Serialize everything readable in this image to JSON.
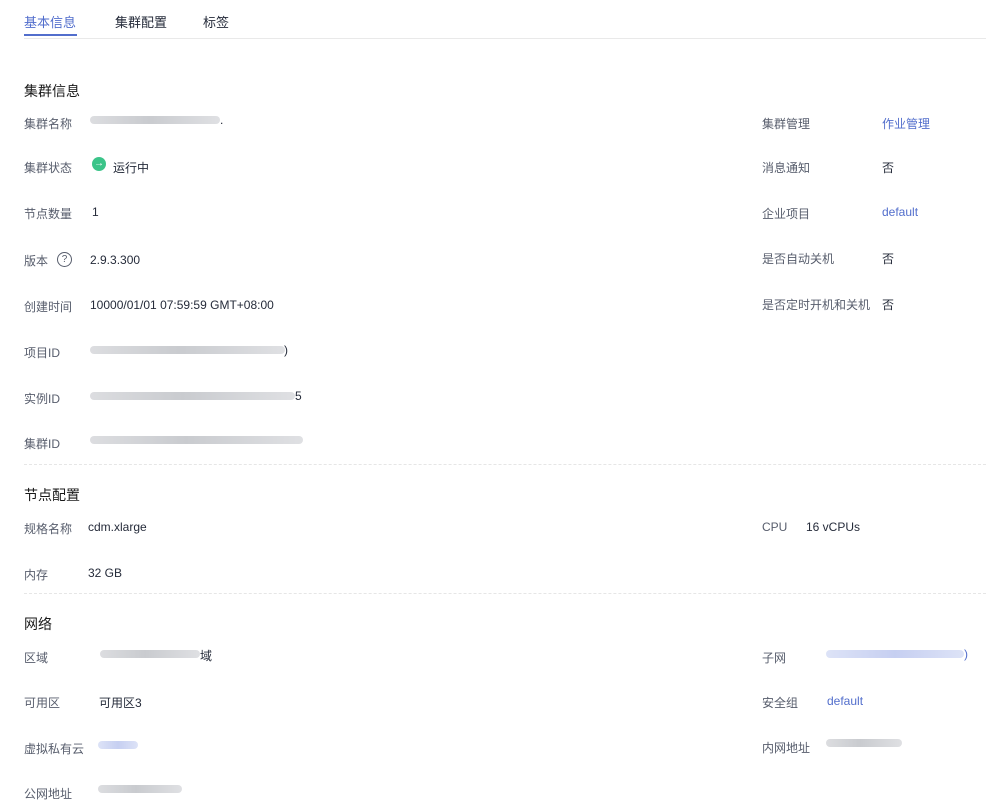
{
  "tabs": [
    {
      "label": "基本信息",
      "active": true
    },
    {
      "label": "集群配置",
      "active": false
    },
    {
      "label": "标签",
      "active": false
    }
  ],
  "cluster_info": {
    "title": "集群信息",
    "name": {
      "label": "集群名称",
      "value_tail": "."
    },
    "status": {
      "label": "集群状态",
      "value": "运行中",
      "icon": "arrow-right-circle-icon",
      "color": "#3bc489"
    },
    "nodes": {
      "label": "节点数量",
      "value": "1"
    },
    "version": {
      "label": "版本",
      "value": "2.9.3.300",
      "icon": "help-circle-icon"
    },
    "created": {
      "label": "创建时间",
      "value": "10000/01/01 07:59:59 GMT+08:00"
    },
    "project_id": {
      "label": "项目ID",
      "value_tail": ")"
    },
    "instance_id": {
      "label": "实例ID",
      "value_tail": "5"
    },
    "cluster_id": {
      "label": "集群ID"
    },
    "management": {
      "label": "集群管理",
      "value": "作业管理"
    },
    "notify": {
      "label": "消息通知",
      "value": "否"
    },
    "enterprise": {
      "label": "企业项目",
      "value": "default"
    },
    "auto_shutdown": {
      "label": "是否自动关机",
      "value": "否"
    },
    "scheduled": {
      "label": "是否定时开机和关机",
      "value": "否"
    }
  },
  "node_config": {
    "title": "节点配置",
    "flavor": {
      "label": "规格名称",
      "value": "cdm.xlarge"
    },
    "memory": {
      "label": "内存",
      "value": "32 GB"
    },
    "cpu": {
      "label": "CPU",
      "value": "16 vCPUs"
    }
  },
  "network": {
    "title": "网络",
    "region": {
      "label": "区域",
      "value_tail": "域"
    },
    "az": {
      "label": "可用区",
      "value": "可用区3"
    },
    "vpc": {
      "label": "虚拟私有云"
    },
    "public_ip": {
      "label": "公网地址"
    },
    "subnet": {
      "label": "子网",
      "value_tail": ")"
    },
    "security_group": {
      "label": "安全组",
      "value": "default"
    },
    "private_ip": {
      "label": "内网地址"
    }
  },
  "colors": {
    "accent": "#526ecc",
    "success": "#3bc489"
  }
}
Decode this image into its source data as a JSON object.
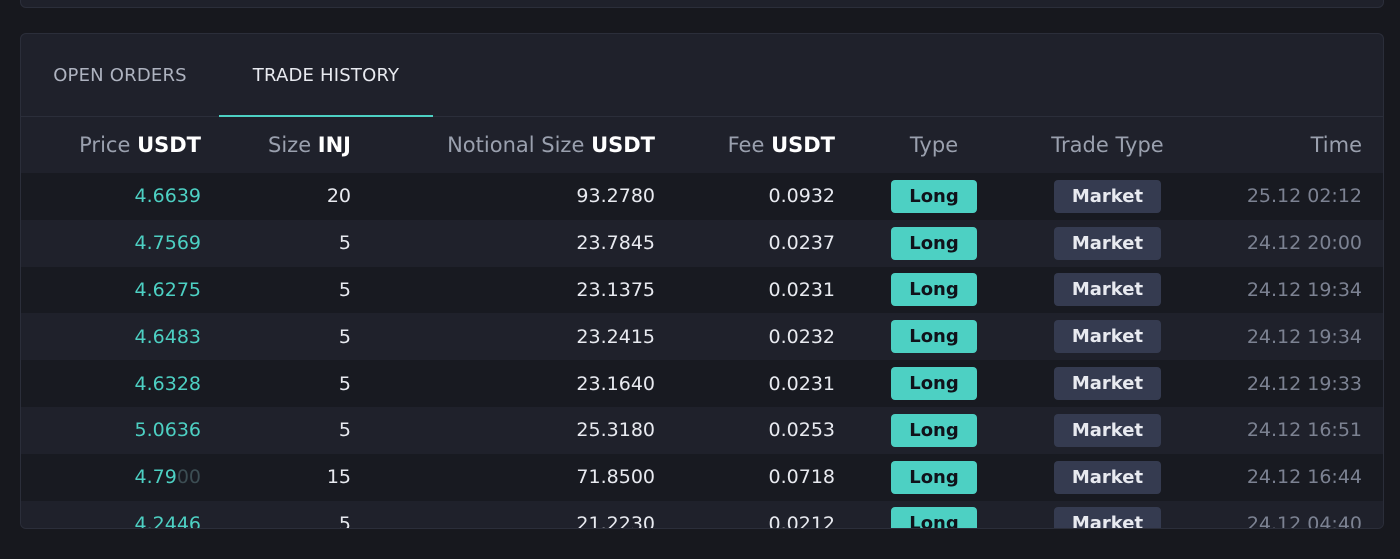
{
  "tabs": [
    {
      "label": "OPEN ORDERS",
      "active": false
    },
    {
      "label": "TRADE HISTORY",
      "active": true
    }
  ],
  "headers": {
    "price": {
      "label": "Price",
      "unit": "USDT"
    },
    "size": {
      "label": "Size",
      "unit": "INJ"
    },
    "notional": {
      "label": "Notional Size",
      "unit": "USDT"
    },
    "fee": {
      "label": "Fee",
      "unit": "USDT"
    },
    "type": {
      "label": "Type"
    },
    "trade_type": {
      "label": "Trade Type"
    },
    "time": {
      "label": "Time"
    }
  },
  "rows": [
    {
      "price": "4.6639",
      "price_dim": "",
      "size": "20",
      "notional": "93.2780",
      "fee": "0.0932",
      "type": "Long",
      "trade_type": "Market",
      "time": "25.12 02:12"
    },
    {
      "price": "4.7569",
      "price_dim": "",
      "size": "5",
      "notional": "23.7845",
      "fee": "0.0237",
      "type": "Long",
      "trade_type": "Market",
      "time": "24.12 20:00"
    },
    {
      "price": "4.6275",
      "price_dim": "",
      "size": "5",
      "notional": "23.1375",
      "fee": "0.0231",
      "type": "Long",
      "trade_type": "Market",
      "time": "24.12 19:34"
    },
    {
      "price": "4.6483",
      "price_dim": "",
      "size": "5",
      "notional": "23.2415",
      "fee": "0.0232",
      "type": "Long",
      "trade_type": "Market",
      "time": "24.12 19:34"
    },
    {
      "price": "4.6328",
      "price_dim": "",
      "size": "5",
      "notional": "23.1640",
      "fee": "0.0231",
      "type": "Long",
      "trade_type": "Market",
      "time": "24.12 19:33"
    },
    {
      "price": "5.0636",
      "price_dim": "",
      "size": "5",
      "notional": "25.3180",
      "fee": "0.0253",
      "type": "Long",
      "trade_type": "Market",
      "time": "24.12 16:51"
    },
    {
      "price": "4.79",
      "price_dim": "00",
      "size": "15",
      "notional": "71.8500",
      "fee": "0.0718",
      "type": "Long",
      "trade_type": "Market",
      "time": "24.12 16:44"
    },
    {
      "price": "4.2446",
      "price_dim": "",
      "size": "5",
      "notional": "21.2230",
      "fee": "0.0212",
      "type": "Long",
      "trade_type": "Market",
      "time": "24.12 04:40"
    }
  ],
  "colors": {
    "accent": "#4dd0c3",
    "background": "#17181e",
    "panel": "#1f212b",
    "badge_market": "#353b50"
  }
}
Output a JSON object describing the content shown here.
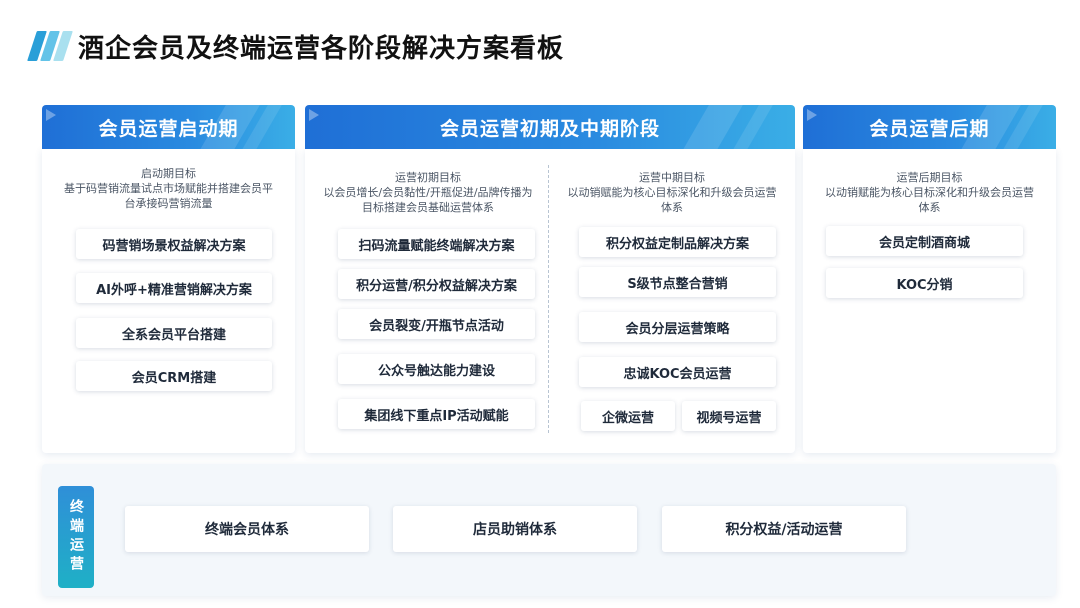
{
  "title": "酒企会员及终端运营各阶段解决方案看板",
  "colors": {
    "accent_blue": "#1f6fd6",
    "accent_cyan": "#1fb0c6"
  },
  "stage1": {
    "header": "会员运营启动期",
    "goal_title": "启动期目标",
    "goal_line1": "基于码营销流量试点市场赋能并搭建会员平",
    "goal_line2": "台承接码营销流量",
    "cards": [
      "码营销场景权益解决方案",
      "AI外呼+精准营销解决方案",
      "全系会员平台搭建",
      "会员CRM搭建"
    ]
  },
  "stage2": {
    "header": "会员运营初期及中期阶段",
    "early": {
      "goal_title": "运营初期目标",
      "goal_line1": "以会员增长/会员黏性/开瓶促进/品牌传播为",
      "goal_line2": "目标搭建会员基础运营体系",
      "cards": [
        "扫码流量赋能终端解决方案",
        "积分运营/积分权益解决方案",
        "会员裂变/开瓶节点活动",
        "公众号触达能力建设",
        "集团线下重点IP活动赋能"
      ]
    },
    "mid": {
      "goal_title": "运营中期目标",
      "goal_line1": "以动销赋能为核心目标深化和升级会员运营",
      "goal_line2": "体系",
      "cards": [
        "积分权益定制品解决方案",
        "S级节点整合营销",
        "会员分层运营策略",
        "忠诚KOC会员运营",
        "企微运营",
        "视频号运营"
      ]
    }
  },
  "stage3": {
    "header": "会员运营后期",
    "goal_title": "运营后期目标",
    "goal_line1": "以动销赋能为核心目标深化和升级会员运营",
    "goal_line2": "体系",
    "cards": [
      "会员定制酒商城",
      "KOC分销"
    ]
  },
  "terminal": {
    "tag": "终端运营",
    "cards": [
      "终端会员体系",
      "店员助销体系",
      "积分权益/活动运营"
    ]
  }
}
------------------------------------
## Work to complete
Using the material above, retype each entry exactly and omit the pictures.

## Exercise answer
Serialize everything readable in this image to JSON.
{
  "tabs": [
    {
      "label": "基本信息",
      "active": true
    },
    {
      "label": "集群配置",
      "active": false
    },
    {
      "label": "标签",
      "active": false
    }
  ],
  "cluster_info": {
    "title": "集群信息",
    "name": {
      "label": "集群名称",
      "value_tail": "."
    },
    "status": {
      "label": "集群状态",
      "value": "运行中",
      "icon": "arrow-right-circle-icon",
      "color": "#3bc489"
    },
    "nodes": {
      "label": "节点数量",
      "value": "1"
    },
    "version": {
      "label": "版本",
      "value": "2.9.3.300",
      "icon": "help-circle-icon"
    },
    "created": {
      "label": "创建时间",
      "value": "10000/01/01 07:59:59 GMT+08:00"
    },
    "project_id": {
      "label": "项目ID",
      "value_tail": ")"
    },
    "instance_id": {
      "label": "实例ID",
      "value_tail": "5"
    },
    "cluster_id": {
      "label": "集群ID"
    },
    "management": {
      "label": "集群管理",
      "value": "作业管理"
    },
    "notify": {
      "label": "消息通知",
      "value": "否"
    },
    "enterprise": {
      "label": "企业项目",
      "value": "default"
    },
    "auto_shutdown": {
      "label": "是否自动关机",
      "value": "否"
    },
    "scheduled": {
      "label": "是否定时开机和关机",
      "value": "否"
    }
  },
  "node_config": {
    "title": "节点配置",
    "flavor": {
      "label": "规格名称",
      "value": "cdm.xlarge"
    },
    "memory": {
      "label": "内存",
      "value": "32 GB"
    },
    "cpu": {
      "label": "CPU",
      "value": "16 vCPUs"
    }
  },
  "network": {
    "title": "网络",
    "region": {
      "label": "区域",
      "value_tail": "域"
    },
    "az": {
      "label": "可用区",
      "value": "可用区3"
    },
    "vpc": {
      "label": "虚拟私有云"
    },
    "public_ip": {
      "label": "公网地址"
    },
    "subnet": {
      "label": "子网",
      "value_tail": ")"
    },
    "security_group": {
      "label": "安全组",
      "value": "default"
    },
    "private_ip": {
      "label": "内网地址"
    }
  },
  "colors": {
    "accent": "#526ecc",
    "success": "#3bc489"
  }
}
Decode this image into its source data as a JSON object.
{
  "tabs": [
    {
      "label": "OPEN ORDERS",
      "active": false
    },
    {
      "label": "TRADE HISTORY",
      "active": true
    }
  ],
  "headers": {
    "price": {
      "label": "Price",
      "unit": "USDT"
    },
    "size": {
      "label": "Size",
      "unit": "INJ"
    },
    "notional": {
      "label": "Notional Size",
      "unit": "USDT"
    },
    "fee": {
      "label": "Fee",
      "unit": "USDT"
    },
    "type": {
      "label": "Type"
    },
    "trade_type": {
      "label": "Trade Type"
    },
    "time": {
      "label": "Time"
    }
  },
  "rows": [
    {
      "price": "4.6639",
      "price_dim": "",
      "size": "20",
      "notional": "93.2780",
      "fee": "0.0932",
      "type": "Long",
      "trade_type": "Market",
      "time": "25.12 02:12"
    },
    {
      "price": "4.7569",
      "price_dim": "",
      "size": "5",
      "notional": "23.7845",
      "fee": "0.0237",
      "type": "Long",
      "trade_type": "Market",
      "time": "24.12 20:00"
    },
    {
      "price": "4.6275",
      "price_dim": "",
      "size": "5",
      "notional": "23.1375",
      "fee": "0.0231",
      "type": "Long",
      "trade_type": "Market",
      "time": "24.12 19:34"
    },
    {
      "price": "4.6483",
      "price_dim": "",
      "size": "5",
      "notional": "23.2415",
      "fee": "0.0232",
      "type": "Long",
      "trade_type": "Market",
      "time": "24.12 19:34"
    },
    {
      "price": "4.6328",
      "price_dim": "",
      "size": "5",
      "notional": "23.1640",
      "fee": "0.0231",
      "type": "Long",
      "trade_type": "Market",
      "time": "24.12 19:33"
    },
    {
      "price": "5.0636",
      "price_dim": "",
      "size": "5",
      "notional": "25.3180",
      "fee": "0.0253",
      "type": "Long",
      "trade_type": "Market",
      "time": "24.12 16:51"
    },
    {
      "price": "4.79",
      "price_dim": "00",
      "size": "15",
      "notional": "71.8500",
      "fee": "0.0718",
      "type": "Long",
      "trade_type": "Market",
      "time": "24.12 16:44"
    },
    {
      "price": "4.2446",
      "price_dim": "",
      "size": "5",
      "notional": "21.2230",
      "fee": "0.0212",
      "type": "Long",
      "trade_type": "Market",
      "time": "24.12 04:40"
    }
  ],
  "colors": {
    "accent": "#4dd0c3",
    "background": "#17181e",
    "panel": "#1f212b",
    "badge_market": "#353b50"
  }
}
Output a JSON object describing the content shown here.
{
  "title": "酒企会员及终端运营各阶段解决方案看板",
  "colors": {
    "accent_blue": "#1f6fd6",
    "accent_cyan": "#1fb0c6"
  },
  "stage1": {
    "header": "会员运营启动期",
    "goal_title": "启动期目标",
    "goal_line1": "基于码营销流量试点市场赋能并搭建会员平",
    "goal_line2": "台承接码营销流量",
    "cards": [
      "码营销场景权益解决方案",
      "AI外呼+精准营销解决方案",
      "全系会员平台搭建",
      "会员CRM搭建"
    ]
  },
  "stage2": {
    "header": "会员运营初期及中期阶段",
    "early": {
      "goal_title": "运营初期目标",
      "goal_line1": "以会员增长/会员黏性/开瓶促进/品牌传播为",
      "goal_line2": "目标搭建会员基础运营体系",
      "cards": [
        "扫码流量赋能终端解决方案",
        "积分运营/积分权益解决方案",
        "会员裂变/开瓶节点活动",
        "公众号触达能力建设",
        "集团线下重点IP活动赋能"
      ]
    },
    "mid": {
      "goal_title": "运营中期目标",
      "goal_line1": "以动销赋能为核心目标深化和升级会员运营",
      "goal_line2": "体系",
      "cards": [
        "积分权益定制品解决方案",
        "S级节点整合营销",
        "会员分层运营策略",
        "忠诚KOC会员运营",
        "企微运营",
        "视频号运营"
      ]
    }
  },
  "stage3": {
    "header": "会员运营后期",
    "goal_title": "运营后期目标",
    "goal_line1": "以动销赋能为核心目标深化和升级会员运营",
    "goal_line2": "体系",
    "cards": [
      "会员定制酒商城",
      "KOC分销"
    ]
  },
  "terminal": {
    "tag": "终端运营",
    "cards": [
      "终端会员体系",
      "店员助销体系",
      "积分权益/活动运营"
    ]
  }
}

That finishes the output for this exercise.